STORED DATA >>
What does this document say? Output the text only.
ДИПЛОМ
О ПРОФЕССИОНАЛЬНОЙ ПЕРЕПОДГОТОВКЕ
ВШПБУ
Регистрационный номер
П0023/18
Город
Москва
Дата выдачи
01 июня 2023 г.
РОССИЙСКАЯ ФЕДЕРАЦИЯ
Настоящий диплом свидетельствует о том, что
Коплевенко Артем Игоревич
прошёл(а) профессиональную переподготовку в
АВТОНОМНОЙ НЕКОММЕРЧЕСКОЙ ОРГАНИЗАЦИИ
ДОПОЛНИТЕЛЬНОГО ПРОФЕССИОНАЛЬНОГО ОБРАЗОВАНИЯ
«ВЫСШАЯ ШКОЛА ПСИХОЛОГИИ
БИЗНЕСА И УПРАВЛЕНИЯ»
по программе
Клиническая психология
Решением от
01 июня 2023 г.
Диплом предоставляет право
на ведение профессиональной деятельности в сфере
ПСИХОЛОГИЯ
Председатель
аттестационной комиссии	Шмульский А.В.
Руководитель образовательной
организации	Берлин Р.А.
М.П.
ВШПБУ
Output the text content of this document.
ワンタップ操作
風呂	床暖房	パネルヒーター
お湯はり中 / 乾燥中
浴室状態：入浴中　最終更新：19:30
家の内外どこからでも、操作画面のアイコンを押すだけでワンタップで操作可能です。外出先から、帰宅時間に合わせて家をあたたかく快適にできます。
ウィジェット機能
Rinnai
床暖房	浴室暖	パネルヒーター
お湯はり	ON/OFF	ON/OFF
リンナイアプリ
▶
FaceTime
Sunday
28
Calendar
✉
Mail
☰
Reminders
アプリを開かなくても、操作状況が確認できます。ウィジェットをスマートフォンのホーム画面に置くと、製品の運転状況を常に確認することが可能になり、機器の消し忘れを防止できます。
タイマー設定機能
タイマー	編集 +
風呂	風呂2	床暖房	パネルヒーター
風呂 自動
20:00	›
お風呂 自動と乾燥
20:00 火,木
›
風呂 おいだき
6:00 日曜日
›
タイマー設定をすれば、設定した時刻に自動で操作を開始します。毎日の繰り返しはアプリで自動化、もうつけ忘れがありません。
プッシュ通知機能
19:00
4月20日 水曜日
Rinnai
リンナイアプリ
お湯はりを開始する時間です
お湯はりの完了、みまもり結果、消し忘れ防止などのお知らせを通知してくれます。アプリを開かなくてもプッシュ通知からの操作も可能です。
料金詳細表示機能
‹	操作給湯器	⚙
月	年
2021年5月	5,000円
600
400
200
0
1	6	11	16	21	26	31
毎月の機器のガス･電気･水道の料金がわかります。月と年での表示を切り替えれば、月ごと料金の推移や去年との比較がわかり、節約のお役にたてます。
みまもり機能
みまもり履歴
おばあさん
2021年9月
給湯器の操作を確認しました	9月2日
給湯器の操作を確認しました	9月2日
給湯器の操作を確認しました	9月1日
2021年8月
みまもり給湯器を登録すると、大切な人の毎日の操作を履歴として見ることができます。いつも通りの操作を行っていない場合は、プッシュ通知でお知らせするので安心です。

PROBLEM TO WORK ON >>
Look through the entries above. Extract each line with the word "this".

RESPONSE >>
What does this document say? Output the text only.
Output the text content of this document.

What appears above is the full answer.